◆ Instructions for the task
Read the records and write them out again exactly.

Data excerpts
--*--

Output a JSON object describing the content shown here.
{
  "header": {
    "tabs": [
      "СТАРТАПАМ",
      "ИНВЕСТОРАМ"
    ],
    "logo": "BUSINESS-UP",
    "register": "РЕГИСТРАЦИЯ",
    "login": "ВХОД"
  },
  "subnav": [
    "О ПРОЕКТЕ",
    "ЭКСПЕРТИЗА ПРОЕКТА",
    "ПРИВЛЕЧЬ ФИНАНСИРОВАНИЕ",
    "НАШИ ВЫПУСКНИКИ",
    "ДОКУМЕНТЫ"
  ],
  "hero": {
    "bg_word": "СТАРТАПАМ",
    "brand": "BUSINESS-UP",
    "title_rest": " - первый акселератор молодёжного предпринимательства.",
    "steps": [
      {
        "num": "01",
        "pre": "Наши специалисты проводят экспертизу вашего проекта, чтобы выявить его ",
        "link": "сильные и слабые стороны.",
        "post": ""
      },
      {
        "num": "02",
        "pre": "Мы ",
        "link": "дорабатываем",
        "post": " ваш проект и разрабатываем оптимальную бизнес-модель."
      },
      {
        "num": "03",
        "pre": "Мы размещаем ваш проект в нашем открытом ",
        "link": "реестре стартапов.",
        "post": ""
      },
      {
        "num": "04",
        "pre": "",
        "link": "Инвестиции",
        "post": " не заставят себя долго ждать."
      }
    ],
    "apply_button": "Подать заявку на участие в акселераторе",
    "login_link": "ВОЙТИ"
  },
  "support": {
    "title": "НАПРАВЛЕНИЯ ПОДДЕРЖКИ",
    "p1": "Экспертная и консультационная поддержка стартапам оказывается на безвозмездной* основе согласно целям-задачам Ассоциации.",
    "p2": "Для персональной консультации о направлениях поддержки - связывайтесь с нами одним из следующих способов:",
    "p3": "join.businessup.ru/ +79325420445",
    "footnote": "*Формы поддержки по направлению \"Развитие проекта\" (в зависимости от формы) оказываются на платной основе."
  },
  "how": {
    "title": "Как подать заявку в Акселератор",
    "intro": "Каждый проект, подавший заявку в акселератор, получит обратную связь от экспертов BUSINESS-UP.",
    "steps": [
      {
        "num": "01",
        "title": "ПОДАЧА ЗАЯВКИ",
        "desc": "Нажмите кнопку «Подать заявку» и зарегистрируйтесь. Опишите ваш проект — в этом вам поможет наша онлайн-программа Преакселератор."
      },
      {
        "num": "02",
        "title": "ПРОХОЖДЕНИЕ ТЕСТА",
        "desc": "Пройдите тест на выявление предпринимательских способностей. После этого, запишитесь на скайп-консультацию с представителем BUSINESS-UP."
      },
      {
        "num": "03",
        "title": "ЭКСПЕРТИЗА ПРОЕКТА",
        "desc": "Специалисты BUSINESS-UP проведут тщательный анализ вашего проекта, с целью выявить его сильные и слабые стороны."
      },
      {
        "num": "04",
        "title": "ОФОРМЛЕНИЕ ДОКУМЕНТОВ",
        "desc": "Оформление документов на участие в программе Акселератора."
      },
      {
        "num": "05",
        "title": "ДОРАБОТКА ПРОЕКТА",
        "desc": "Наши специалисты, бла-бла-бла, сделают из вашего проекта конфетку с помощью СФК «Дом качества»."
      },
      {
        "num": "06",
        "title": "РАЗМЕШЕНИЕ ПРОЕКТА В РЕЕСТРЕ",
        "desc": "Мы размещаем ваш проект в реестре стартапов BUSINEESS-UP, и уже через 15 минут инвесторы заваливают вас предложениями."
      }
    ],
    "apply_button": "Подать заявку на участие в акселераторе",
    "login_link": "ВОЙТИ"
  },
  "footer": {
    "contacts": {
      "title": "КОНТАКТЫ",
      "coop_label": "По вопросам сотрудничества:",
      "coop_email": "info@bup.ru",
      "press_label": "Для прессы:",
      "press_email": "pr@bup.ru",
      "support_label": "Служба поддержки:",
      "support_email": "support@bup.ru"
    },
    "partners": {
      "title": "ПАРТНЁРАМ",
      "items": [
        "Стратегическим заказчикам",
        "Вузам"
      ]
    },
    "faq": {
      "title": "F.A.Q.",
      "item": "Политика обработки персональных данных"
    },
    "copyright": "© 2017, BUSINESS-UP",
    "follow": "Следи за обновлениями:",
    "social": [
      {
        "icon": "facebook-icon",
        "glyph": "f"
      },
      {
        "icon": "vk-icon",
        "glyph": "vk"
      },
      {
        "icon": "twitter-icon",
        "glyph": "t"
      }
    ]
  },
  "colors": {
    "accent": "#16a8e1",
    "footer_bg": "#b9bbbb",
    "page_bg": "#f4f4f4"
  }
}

--*--

◆ Written response
Output a JSON object describing the content shown here.
{
  "header": {
    "tabs": [
      "СТАРТАПАМ",
      "ИНВЕСТОРАМ"
    ],
    "logo": "BUSINESS-UP",
    "register": "РЕГИСТРАЦИЯ",
    "login": "ВХОД"
  },
  "subnav": [
    "О ПРОЕКТЕ",
    "ЭКСПЕРТИЗА ПРОЕКТА",
    "ПРИВЛЕЧЬ ФИНАНСИРОВАНИЕ",
    "НАШИ ВЫПУСКНИКИ",
    "ДОКУМЕНТЫ"
  ],
  "hero": {
    "bg_word": "СТАРТАПАМ",
    "brand": "BUSINESS-UP",
    "title_rest": " - первый акселератор молодёжного предпринимательства.",
    "steps": [
      {
        "num": "01",
        "pre": "Наши специалисты проводят экспертизу вашего проекта, чтобы выявить его ",
        "link": "сильные и слабые стороны.",
        "post": ""
      },
      {
        "num": "02",
        "pre": "Мы ",
        "link": "дорабатываем",
        "post": " ваш проект и разрабатываем оптимальную бизнес-модель."
      },
      {
        "num": "03",
        "pre": "Мы размещаем ваш проект в нашем открытом ",
        "link": "реестре стартапов.",
        "post": ""
      },
      {
        "num": "04",
        "pre": "",
        "link": "Инвестиции",
        "post": " не заставят себя долго ждать."
      }
    ],
    "apply_button": "Подать заявку на участие в акселераторе",
    "login_link": "ВОЙТИ"
  },
  "support": {
    "title": "НАПРАВЛЕНИЯ ПОДДЕРЖКИ",
    "p1": "Экспертная и консультационная поддержка стартапам оказывается на безвозмездной* основе согласно целям-задачам Ассоциации.",
    "p2": "Для персональной консультации о направлениях поддержки - связывайтесь с нами одним из следующих способов:",
    "p3": "join.businessup.ru/ +79325420445",
    "footnote": "*Формы поддержки по направлению \"Развитие проекта\" (в зависимости от формы) оказываются на платной основе."
  },
  "how": {
    "title": "Как подать заявку в Акселератор",
    "intro": "Каждый проект, подавший заявку в акселератор, получит обратную связь от экспертов BUSINESS-UP.",
    "steps": [
      {
        "num": "01",
        "title": "ПОДАЧА ЗАЯВКИ",
        "desc": "Нажмите кнопку «Подать заявку» и зарегистрируйтесь. Опишите ваш проект — в этом вам поможет наша онлайн-программа Преакселератор."
      },
      {
        "num": "02",
        "title": "ПРОХОЖДЕНИЕ ТЕСТА",
        "desc": "Пройдите тест на выявление предпринимательских способностей. После этого, запишитесь на скайп-консультацию с представителем BUSINESS-UP."
      },
      {
        "num": "03",
        "title": "ЭКСПЕРТИЗА ПРОЕКТА",
        "desc": "Специалисты BUSINESS-UP проведут тщательный анализ вашего проекта, с целью выявить его сильные и слабые стороны."
      },
      {
        "num": "04",
        "title": "ОФОРМЛЕНИЕ ДОКУМЕНТОВ",
        "desc": "Оформление документов на участие в программе Акселератора."
      },
      {
        "num": "05",
        "title": "ДОРАБОТКА ПРОЕКТА",
        "desc": "Наши специалисты, бла-бла-бла, сделают из вашего проекта конфетку с помощью СФК «Дом качества»."
      },
      {
        "num": "06",
        "title": "РАЗМЕШЕНИЕ ПРОЕКТА В РЕЕСТРЕ",
        "desc": "Мы размещаем ваш проект в реестре стартапов BUSINEESS-UP, и уже через 15 минут инвесторы заваливают вас предложениями."
      }
    ],
    "apply_button": "Подать заявку на участие в акселераторе",
    "login_link": "ВОЙТИ"
  },
  "footer": {
    "contacts": {
      "title": "КОНТАКТЫ",
      "coop_label": "По вопросам сотрудничества:",
      "coop_email": "info@bup.ru",
      "press_label": "Для прессы:",
      "press_email": "pr@bup.ru",
      "support_label": "Служба поддержки:",
      "support_email": "support@bup.ru"
    },
    "partners": {
      "title": "ПАРТНЁРАМ",
      "items": [
        "Стратегическим заказчикам",
        "Вузам"
      ]
    },
    "faq": {
      "title": "F.A.Q.",
      "item": "Политика обработки персональных данных"
    },
    "copyright": "© 2017, BUSINESS-UP",
    "follow": "Следи за обновлениями:",
    "social": [
      {
        "icon": "facebook-icon",
        "glyph": "f"
      },
      {
        "icon": "vk-icon",
        "glyph": "vk"
      },
      {
        "icon": "twitter-icon",
        "glyph": "t"
      }
    ]
  },
  "colors": {
    "accent": "#16a8e1",
    "footer_bg": "#b9bbbb",
    "page_bg": "#f4f4f4"
  }
}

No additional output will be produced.